__Stored entries__
####

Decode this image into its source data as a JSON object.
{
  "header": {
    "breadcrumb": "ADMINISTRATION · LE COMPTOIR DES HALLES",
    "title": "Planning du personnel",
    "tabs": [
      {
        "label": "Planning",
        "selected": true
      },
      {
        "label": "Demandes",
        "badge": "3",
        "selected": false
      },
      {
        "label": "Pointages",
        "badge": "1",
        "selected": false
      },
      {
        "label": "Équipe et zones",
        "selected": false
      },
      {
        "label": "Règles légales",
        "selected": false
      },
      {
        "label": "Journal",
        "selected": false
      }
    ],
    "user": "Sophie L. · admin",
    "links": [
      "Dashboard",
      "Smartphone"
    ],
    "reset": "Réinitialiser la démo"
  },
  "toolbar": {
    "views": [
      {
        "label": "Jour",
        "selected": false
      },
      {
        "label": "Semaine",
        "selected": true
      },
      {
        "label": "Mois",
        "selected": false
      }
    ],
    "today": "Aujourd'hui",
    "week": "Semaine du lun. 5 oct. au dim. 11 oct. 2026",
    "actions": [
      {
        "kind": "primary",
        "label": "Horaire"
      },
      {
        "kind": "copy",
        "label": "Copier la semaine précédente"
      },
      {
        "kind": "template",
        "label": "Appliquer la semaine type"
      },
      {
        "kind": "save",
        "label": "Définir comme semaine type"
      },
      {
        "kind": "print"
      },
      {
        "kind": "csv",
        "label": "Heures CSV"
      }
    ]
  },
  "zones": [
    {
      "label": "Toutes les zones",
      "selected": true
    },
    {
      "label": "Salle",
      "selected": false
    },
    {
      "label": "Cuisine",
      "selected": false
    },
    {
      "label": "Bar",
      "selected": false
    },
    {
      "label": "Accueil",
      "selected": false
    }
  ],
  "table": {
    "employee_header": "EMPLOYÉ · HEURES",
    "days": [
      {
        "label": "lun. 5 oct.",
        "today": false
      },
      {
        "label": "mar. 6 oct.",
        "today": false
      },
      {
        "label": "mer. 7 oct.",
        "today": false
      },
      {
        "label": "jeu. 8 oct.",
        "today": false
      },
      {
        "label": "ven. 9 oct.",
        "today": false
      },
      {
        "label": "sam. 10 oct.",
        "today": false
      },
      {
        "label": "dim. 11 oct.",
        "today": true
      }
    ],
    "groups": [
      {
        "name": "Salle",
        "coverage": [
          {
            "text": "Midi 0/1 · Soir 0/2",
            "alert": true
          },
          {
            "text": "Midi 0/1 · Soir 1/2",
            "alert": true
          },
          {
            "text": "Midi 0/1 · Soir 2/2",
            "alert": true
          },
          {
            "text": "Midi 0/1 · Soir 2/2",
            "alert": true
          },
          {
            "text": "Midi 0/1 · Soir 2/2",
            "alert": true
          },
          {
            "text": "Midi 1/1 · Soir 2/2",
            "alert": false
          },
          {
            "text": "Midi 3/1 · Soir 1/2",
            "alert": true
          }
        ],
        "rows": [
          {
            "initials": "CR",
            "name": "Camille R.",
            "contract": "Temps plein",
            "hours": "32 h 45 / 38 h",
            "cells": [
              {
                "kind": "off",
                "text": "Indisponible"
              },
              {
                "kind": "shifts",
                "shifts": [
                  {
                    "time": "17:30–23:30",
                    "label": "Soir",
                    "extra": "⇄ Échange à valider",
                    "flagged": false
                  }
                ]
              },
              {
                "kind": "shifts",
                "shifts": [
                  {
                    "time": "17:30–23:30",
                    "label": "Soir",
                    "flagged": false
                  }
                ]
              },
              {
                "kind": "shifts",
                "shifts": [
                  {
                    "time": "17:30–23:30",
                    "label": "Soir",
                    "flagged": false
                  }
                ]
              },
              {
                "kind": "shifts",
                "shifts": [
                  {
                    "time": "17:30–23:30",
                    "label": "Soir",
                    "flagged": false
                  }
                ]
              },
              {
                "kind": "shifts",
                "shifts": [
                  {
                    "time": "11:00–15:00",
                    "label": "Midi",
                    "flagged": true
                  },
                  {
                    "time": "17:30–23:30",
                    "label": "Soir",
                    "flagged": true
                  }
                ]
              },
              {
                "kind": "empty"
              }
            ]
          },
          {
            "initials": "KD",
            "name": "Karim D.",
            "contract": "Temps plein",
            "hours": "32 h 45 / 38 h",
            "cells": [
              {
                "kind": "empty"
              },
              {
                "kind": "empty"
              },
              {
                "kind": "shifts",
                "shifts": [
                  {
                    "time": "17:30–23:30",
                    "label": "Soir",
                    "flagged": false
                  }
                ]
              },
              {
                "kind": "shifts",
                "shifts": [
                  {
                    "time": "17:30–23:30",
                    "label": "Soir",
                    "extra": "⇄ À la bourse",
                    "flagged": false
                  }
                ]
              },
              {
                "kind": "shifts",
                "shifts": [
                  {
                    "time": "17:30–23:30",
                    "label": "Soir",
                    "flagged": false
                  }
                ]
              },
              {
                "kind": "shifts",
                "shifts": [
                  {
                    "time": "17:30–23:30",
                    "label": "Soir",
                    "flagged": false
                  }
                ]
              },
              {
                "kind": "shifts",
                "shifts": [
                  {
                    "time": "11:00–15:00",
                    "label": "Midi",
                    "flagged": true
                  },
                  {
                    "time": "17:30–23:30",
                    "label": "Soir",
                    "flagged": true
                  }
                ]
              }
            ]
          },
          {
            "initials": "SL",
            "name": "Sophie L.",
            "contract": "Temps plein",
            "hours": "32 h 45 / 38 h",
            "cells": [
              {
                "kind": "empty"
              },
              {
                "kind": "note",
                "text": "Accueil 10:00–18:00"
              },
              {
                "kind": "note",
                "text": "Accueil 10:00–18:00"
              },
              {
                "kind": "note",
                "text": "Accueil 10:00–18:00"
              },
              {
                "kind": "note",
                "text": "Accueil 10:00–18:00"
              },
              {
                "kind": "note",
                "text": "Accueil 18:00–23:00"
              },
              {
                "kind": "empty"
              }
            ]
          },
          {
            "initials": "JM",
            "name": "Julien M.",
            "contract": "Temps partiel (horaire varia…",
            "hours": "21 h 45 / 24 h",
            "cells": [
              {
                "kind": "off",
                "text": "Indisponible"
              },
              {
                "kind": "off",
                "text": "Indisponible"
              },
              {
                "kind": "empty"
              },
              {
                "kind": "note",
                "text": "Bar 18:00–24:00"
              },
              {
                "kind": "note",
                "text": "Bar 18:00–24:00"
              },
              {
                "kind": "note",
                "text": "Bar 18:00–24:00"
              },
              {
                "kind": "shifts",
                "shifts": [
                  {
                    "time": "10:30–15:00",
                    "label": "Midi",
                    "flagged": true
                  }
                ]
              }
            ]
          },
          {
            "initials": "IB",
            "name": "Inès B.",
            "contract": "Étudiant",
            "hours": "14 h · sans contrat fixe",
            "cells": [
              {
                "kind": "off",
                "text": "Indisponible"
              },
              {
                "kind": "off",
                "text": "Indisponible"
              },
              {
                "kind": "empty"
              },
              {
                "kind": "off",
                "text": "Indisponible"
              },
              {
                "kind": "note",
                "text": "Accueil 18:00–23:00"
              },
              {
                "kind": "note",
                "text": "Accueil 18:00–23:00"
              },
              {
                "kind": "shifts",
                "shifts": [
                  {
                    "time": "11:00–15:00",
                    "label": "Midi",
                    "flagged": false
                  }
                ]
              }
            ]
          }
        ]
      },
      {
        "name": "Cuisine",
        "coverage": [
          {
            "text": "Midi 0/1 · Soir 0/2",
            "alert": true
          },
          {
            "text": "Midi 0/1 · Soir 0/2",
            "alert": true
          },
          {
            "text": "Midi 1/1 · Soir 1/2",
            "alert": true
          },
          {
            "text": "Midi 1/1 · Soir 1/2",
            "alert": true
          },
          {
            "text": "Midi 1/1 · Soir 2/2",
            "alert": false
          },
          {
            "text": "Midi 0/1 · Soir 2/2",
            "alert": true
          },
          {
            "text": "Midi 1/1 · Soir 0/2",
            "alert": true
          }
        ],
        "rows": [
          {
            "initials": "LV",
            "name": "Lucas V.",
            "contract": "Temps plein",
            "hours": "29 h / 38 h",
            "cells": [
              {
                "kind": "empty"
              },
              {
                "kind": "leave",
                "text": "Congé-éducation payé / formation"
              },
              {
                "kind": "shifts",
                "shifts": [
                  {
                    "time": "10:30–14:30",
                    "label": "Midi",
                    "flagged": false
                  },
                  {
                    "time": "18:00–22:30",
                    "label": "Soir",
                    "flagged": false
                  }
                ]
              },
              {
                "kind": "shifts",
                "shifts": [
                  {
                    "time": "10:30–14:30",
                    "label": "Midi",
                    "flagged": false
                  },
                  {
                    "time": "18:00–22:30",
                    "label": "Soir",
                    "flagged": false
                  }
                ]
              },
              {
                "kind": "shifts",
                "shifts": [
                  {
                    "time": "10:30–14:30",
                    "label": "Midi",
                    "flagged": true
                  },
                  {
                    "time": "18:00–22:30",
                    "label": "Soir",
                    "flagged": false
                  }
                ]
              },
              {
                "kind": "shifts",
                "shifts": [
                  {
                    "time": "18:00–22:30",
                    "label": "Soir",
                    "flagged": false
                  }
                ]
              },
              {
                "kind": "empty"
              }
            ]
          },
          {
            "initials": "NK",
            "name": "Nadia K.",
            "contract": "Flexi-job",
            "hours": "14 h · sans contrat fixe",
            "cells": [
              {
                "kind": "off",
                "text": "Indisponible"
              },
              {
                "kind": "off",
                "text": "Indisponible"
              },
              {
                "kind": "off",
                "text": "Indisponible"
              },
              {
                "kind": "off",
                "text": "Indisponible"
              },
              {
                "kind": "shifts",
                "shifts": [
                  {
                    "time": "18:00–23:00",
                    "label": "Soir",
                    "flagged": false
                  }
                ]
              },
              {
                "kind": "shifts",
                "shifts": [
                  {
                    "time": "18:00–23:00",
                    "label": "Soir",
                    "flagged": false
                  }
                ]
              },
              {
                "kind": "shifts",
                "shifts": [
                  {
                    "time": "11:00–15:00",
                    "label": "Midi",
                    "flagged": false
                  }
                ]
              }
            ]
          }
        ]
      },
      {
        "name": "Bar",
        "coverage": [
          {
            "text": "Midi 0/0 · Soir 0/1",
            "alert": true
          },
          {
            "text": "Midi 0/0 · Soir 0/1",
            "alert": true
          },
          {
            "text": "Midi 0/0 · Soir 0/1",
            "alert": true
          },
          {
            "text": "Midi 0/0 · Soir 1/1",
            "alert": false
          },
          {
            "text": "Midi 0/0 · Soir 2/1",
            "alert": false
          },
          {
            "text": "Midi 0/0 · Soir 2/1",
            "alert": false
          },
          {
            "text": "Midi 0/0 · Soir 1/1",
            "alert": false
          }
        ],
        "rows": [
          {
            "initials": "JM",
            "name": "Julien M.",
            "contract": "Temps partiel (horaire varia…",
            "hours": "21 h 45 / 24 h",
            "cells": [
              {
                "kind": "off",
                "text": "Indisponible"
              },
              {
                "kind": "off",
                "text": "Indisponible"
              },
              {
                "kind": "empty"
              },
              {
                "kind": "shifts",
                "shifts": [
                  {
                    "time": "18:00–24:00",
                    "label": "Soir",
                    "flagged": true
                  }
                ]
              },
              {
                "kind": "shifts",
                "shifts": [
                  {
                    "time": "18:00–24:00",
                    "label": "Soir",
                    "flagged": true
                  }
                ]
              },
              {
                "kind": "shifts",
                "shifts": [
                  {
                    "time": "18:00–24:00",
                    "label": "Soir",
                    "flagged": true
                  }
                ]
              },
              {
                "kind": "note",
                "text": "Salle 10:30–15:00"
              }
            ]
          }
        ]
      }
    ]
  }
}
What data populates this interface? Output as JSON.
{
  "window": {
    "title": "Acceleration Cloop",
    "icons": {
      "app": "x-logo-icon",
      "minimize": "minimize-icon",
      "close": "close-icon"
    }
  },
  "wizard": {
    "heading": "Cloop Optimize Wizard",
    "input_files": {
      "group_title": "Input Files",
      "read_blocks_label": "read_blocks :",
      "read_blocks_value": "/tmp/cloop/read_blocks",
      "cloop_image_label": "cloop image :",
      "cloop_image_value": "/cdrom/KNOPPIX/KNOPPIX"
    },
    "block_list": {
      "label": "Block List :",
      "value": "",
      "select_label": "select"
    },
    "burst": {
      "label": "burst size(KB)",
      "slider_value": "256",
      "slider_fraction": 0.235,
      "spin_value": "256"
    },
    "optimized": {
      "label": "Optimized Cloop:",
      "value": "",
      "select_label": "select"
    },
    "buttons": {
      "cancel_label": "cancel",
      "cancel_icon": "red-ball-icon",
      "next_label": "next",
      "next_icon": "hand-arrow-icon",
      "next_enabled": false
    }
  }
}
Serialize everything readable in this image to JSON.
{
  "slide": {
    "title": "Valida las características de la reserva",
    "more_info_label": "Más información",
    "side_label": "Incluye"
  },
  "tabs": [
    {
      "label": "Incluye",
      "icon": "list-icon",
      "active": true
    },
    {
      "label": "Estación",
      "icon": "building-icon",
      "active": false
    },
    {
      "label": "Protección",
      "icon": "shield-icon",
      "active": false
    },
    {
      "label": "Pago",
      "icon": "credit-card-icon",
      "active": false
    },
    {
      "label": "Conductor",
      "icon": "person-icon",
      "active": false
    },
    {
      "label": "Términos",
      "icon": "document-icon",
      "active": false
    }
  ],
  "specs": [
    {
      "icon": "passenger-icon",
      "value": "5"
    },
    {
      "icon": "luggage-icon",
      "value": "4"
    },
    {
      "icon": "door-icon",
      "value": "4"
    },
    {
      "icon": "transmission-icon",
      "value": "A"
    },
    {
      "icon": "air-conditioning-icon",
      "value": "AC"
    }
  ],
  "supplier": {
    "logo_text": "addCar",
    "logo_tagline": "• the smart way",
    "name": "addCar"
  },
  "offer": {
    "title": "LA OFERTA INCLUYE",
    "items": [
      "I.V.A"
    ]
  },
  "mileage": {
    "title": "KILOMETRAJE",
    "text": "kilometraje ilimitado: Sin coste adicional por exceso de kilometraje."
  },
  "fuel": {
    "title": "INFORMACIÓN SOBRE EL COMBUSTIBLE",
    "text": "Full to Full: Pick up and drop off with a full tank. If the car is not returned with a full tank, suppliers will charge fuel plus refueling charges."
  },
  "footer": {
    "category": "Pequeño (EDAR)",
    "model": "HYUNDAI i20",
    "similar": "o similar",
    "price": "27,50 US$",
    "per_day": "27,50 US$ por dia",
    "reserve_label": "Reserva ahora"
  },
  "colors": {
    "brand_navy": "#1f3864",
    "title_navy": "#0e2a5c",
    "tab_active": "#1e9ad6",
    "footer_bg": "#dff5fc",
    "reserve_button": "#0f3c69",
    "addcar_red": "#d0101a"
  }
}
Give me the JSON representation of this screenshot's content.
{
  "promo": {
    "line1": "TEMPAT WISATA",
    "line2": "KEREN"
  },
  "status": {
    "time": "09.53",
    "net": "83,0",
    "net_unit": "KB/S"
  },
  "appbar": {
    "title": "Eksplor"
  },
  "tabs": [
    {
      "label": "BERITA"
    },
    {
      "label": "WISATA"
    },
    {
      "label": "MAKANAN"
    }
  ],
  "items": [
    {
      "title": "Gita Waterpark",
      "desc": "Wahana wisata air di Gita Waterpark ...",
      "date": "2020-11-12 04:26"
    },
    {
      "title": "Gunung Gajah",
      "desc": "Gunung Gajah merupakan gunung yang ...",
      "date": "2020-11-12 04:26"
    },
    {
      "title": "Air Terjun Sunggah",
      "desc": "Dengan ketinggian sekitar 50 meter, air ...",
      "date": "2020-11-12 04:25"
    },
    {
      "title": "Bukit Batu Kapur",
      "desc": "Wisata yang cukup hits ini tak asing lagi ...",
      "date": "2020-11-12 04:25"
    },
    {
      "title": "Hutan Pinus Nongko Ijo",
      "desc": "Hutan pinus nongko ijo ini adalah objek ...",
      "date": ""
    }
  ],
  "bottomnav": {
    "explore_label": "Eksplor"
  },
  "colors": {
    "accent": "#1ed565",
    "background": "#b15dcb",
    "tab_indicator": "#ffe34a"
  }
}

####

__Directive__
Give every line of the material that includes the string "Hutan".

__Problem solution__
      "title": "Hutan Pinus Nongko Ijo",
      "desc": "Hutan pinus nongko ijo ini adalah objek ...",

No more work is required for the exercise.